• PROBLEM DETAILS: Render every entry verbatim.

• WORKING DATA:
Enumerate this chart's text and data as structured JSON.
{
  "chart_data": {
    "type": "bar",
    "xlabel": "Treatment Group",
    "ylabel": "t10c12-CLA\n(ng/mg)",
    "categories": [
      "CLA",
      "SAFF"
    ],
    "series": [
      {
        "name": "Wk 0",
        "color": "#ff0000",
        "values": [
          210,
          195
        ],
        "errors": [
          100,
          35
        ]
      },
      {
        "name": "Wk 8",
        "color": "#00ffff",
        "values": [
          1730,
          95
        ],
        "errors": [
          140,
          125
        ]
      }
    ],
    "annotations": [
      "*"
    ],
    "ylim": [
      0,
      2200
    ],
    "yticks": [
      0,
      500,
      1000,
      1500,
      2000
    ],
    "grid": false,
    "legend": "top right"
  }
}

• RESULT BELOW:
Enumerate this chart's text and data as structured JSON.
{
  "chart_data": {
    "type": "bar",
    "xlabel": "Treatment Group",
    "ylabel": "t10c12-CLA\n(ng/mg)",
    "categories": [
      "CLA",
      "SAFF"
    ],
    "series": [
      {
        "name": "Wk 0",
        "color": "#ff0000",
        "values": [
          210,
          195
        ],
        "errors": [
          100,
          35
        ]
      },
      {
        "name": "Wk 8",
        "color": "#00ffff",
        "values": [
          1730,
          95
        ],
        "errors": [
          140,
          125
        ]
      }
    ],
    "annotations": [
      "*"
    ],
    "ylim": [
      0,
      2200
    ],
    "yticks": [
      0,
      500,
      1000,
      1500,
      2000
    ],
    "grid": false,
    "legend": "top right"
  }
}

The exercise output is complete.